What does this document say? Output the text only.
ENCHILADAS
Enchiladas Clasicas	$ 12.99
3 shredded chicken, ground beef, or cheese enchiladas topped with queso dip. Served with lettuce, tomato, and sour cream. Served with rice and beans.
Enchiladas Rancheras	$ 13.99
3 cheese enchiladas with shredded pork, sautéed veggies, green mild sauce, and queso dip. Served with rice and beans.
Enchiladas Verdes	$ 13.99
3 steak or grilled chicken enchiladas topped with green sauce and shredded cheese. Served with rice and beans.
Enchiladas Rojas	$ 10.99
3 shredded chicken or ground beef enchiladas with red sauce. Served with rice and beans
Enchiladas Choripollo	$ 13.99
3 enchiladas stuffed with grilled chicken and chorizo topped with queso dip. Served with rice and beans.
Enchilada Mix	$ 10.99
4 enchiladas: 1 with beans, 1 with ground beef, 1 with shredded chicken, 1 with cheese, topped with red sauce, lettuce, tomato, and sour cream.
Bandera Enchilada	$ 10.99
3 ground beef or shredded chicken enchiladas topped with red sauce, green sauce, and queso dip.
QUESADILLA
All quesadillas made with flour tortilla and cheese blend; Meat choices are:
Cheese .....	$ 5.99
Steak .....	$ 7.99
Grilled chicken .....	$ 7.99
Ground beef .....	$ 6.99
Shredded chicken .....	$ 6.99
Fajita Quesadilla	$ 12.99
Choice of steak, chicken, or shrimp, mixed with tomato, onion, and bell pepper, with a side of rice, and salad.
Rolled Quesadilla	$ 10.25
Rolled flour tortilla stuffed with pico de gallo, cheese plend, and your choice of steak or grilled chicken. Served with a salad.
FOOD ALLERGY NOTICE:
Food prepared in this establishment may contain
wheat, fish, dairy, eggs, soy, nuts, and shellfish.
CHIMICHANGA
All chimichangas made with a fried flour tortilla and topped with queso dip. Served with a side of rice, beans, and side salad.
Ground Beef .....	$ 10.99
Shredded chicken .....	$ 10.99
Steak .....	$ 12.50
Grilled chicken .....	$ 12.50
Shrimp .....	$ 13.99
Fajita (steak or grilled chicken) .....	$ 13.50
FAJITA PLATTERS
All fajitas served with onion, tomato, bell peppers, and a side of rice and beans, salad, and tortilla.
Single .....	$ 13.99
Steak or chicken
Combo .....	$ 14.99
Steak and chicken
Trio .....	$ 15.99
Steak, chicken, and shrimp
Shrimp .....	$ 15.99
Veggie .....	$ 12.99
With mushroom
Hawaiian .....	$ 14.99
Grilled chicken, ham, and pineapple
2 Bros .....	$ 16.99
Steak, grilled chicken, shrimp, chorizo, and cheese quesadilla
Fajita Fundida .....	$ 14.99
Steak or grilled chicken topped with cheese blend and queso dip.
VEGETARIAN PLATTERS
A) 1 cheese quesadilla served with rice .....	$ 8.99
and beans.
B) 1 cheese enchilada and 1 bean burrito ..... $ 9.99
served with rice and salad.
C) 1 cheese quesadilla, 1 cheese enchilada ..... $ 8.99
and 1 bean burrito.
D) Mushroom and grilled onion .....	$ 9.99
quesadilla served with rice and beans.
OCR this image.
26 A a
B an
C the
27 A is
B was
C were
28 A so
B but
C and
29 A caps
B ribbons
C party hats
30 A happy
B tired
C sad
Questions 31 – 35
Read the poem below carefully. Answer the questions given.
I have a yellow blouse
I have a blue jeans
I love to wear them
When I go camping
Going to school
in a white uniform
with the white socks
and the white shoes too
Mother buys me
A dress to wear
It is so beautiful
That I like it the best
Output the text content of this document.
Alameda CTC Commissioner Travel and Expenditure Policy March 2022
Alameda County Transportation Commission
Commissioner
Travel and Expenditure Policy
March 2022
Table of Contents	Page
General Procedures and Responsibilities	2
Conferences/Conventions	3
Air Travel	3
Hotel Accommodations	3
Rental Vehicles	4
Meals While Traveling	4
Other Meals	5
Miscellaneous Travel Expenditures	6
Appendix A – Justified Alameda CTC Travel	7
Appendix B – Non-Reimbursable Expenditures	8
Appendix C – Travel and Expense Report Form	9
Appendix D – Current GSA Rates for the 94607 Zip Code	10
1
+-------+
__TASK PROMPT__:
Extract every record. Keep wording exact.

__TASK RESULT__:
What does this document say? Output the text only.
ENCHILADAS
Enchiladas Clasicas	$ 12.99
3 shredded chicken, ground beef, or cheese enchiladas topped with queso dip. Served with lettuce, tomato, and sour cream. Served with rice and beans.
Enchiladas Rancheras	$ 13.99
3 cheese enchiladas with shredded pork, sautéed veggies, green mild sauce, and queso dip. Served with rice and beans.
Enchiladas Verdes	$ 13.99
3 steak or grilled chicken enchiladas topped with green sauce and shredded cheese. Served with rice and beans.
Enchiladas Rojas	$ 10.99
3 shredded chicken or ground beef enchiladas with red sauce. Served with rice and beans
Enchiladas Choripollo	$ 13.99
3 enchiladas stuffed with grilled chicken and chorizo topped with queso dip. Served with rice and beans.
Enchilada Mix	$ 10.99
4 enchiladas: 1 with beans, 1 with ground beef, 1 with shredded chicken, 1 with cheese, topped with red sauce, lettuce, tomato, and sour cream.
Bandera Enchilada	$ 10.99
3 ground beef or shredded chicken enchiladas topped with red sauce, green sauce, and queso dip.
QUESADILLA
All quesadillas made with flour tortilla and cheese blend; Meat choices are:
Cheese .....	$ 5.99
Steak .....	$ 7.99
Grilled chicken .....	$ 7.99
Ground beef .....	$ 6.99
Shredded chicken .....	$ 6.99
Fajita Quesadilla	$ 12.99
Choice of steak, chicken, or shrimp, mixed with tomato, onion, and bell pepper, with a side of rice, and salad.
Rolled Quesadilla	$ 10.25
Rolled flour tortilla stuffed with pico de gallo, cheese plend, and your choice of steak or grilled chicken. Served with a salad.
FOOD ALLERGY NOTICE:
Food prepared in this establishment may contain
wheat, fish, dairy, eggs, soy, nuts, and shellfish.
CHIMICHANGA
All chimichangas made with a fried flour tortilla and topped with queso dip. Served with a side of rice, beans, and side salad.
Ground Beef .....	$ 10.99
Shredded chicken .....	$ 10.99
Steak .....	$ 12.50
Grilled chicken .....	$ 12.50
Shrimp .....	$ 13.99
Fajita (steak or grilled chicken) .....	$ 13.50
FAJITA PLATTERS
All fajitas served with onion, tomato, bell peppers, and a side of rice and beans, salad, and tortilla.
Single .....	$ 13.99
Steak or chicken
Combo .....	$ 14.99
Steak and chicken
Trio .....	$ 15.99
Steak, chicken, and shrimp
Shrimp .....	$ 15.99
Veggie .....	$ 12.99
With mushroom
Hawaiian .....	$ 14.99
Grilled chicken, ham, and pineapple
2 Bros .....	$ 16.99
Steak, grilled chicken, shrimp, chorizo, and cheese quesadilla
Fajita Fundida .....	$ 14.99
Steak or grilled chicken topped with cheese blend and queso dip.
VEGETARIAN PLATTERS
A) 1 cheese quesadilla served with rice .....	$ 8.99
and beans.
B) 1 cheese enchilada and 1 bean burrito ..... $ 9.99
served with rice and salad.
C) 1 cheese quesadilla, 1 cheese enchilada ..... $ 8.99
and 1 bean burrito.
D) Mushroom and grilled onion .....	$ 9.99
quesadilla served with rice and beans.
OCR this image.
26 A a
B an
C the
27 A is
B was
C were
28 A so
B but
C and
29 A caps
B ribbons
C party hats
30 A happy
B tired
C sad
Questions 31 – 35
Read the poem below carefully. Answer the questions given.
I have a yellow blouse
I have a blue jeans
I love to wear them
When I go camping
Going to school
in a white uniform
with the white socks
and the white shoes too
Mother buys me
A dress to wear
It is so beautiful
That I like it the best
Output the text content of this document.
Alameda CTC Commissioner Travel and Expenditure Policy March 2022
Alameda County Transportation Commission
Commissioner
Travel and Expenditure Policy
March 2022
Table of Contents	Page
General Procedures and Responsibilities	2
Conferences/Conventions	3
Air Travel	3
Hotel Accommodations	3
Rental Vehicles	4
Meals While Traveling	4
Other Meals	5
Miscellaneous Travel Expenditures	6
Appendix A – Justified Alameda CTC Travel	7
Appendix B – Non-Reimbursable Expenditures	8
Appendix C – Travel and Expense Report Form	9
Appendix D – Current GSA Rates for the 94607 Zip Code	10
1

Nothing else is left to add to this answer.